:: RECORD EXCERPTS

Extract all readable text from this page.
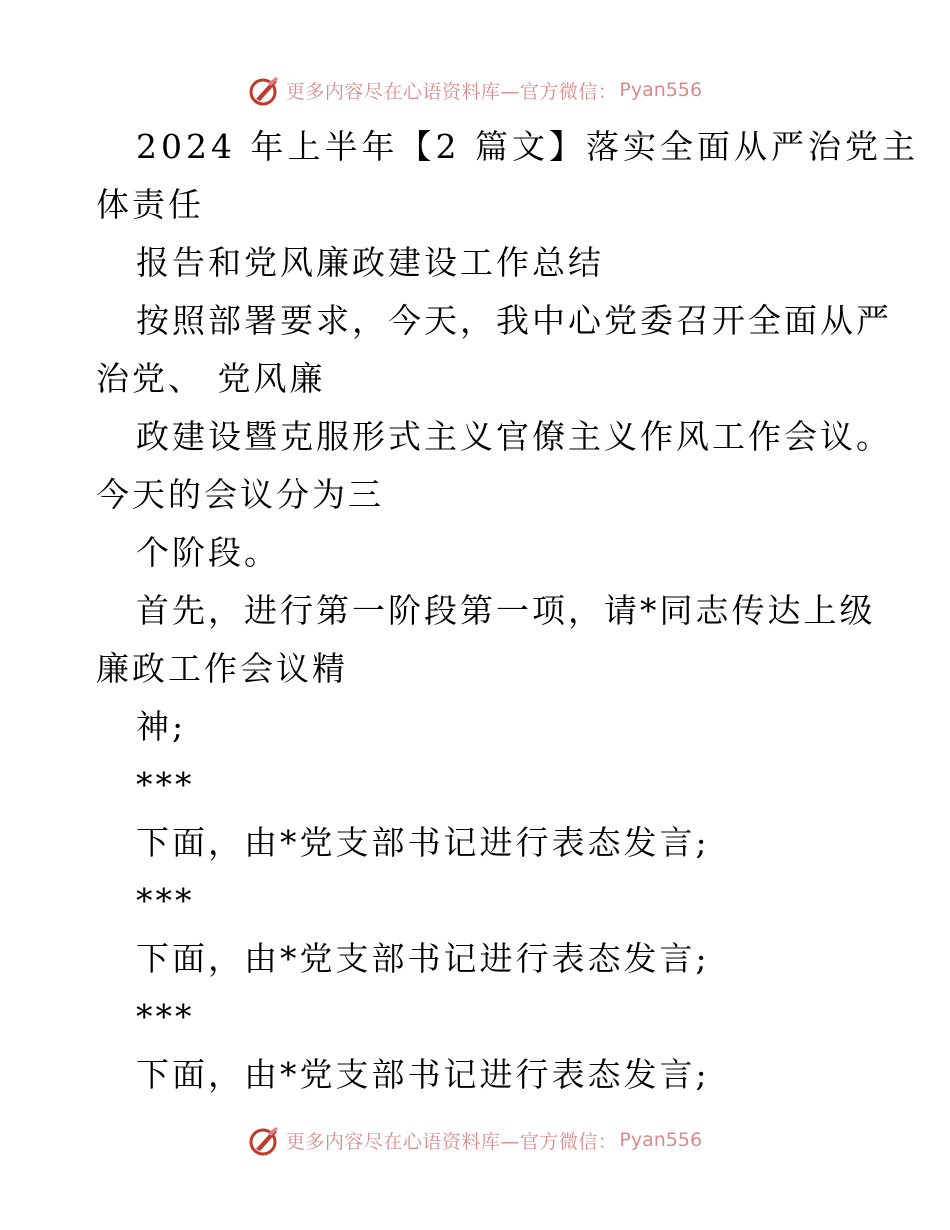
更多内容尽在心语资料库—官方微信： Pyan556
2024 年上半年【2 篇文】落实全面从严治党主
体责任
报告和党风廉政建设工作总结
按照部署要求，今天，我中心党委召开全面从严
治党、 党风廉
政建设暨克服形式主义官僚主义作风工作会议。
今天的会议分为三
个阶段。
首先，进行第一阶段第一项，请*同志传达上级
廉政工作会议精
神;
***
下面，由*党支部书记进行表态发言;
***
下面，由*党支部书记进行表态发言;
***
下面，由*党支部书记进行表态发言;
更多内容尽在心语资料库—官方微信： Pyan556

::::

EXERCISE DIRECTIONS:
Reproduce the records above exactly, leaving out every picture they contain.

RESULT FOR THIS EXERCISE:
Extract all readable text from this page.
更多内容尽在心语资料库—官方微信： Pyan556
2024 年上半年【2 篇文】落实全面从严治党主
体责任
报告和党风廉政建设工作总结
按照部署要求，今天，我中心党委召开全面从严
治党、 党风廉
政建设暨克服形式主义官僚主义作风工作会议。
今天的会议分为三
个阶段。
首先，进行第一阶段第一项，请*同志传达上级
廉政工作会议精
神;
***
下面，由*党支部书记进行表态发言;
***
下面，由*党支部书记进行表态发言;
***
下面，由*党支部书记进行表态发言;
更多内容尽在心语资料库—官方微信： Pyan556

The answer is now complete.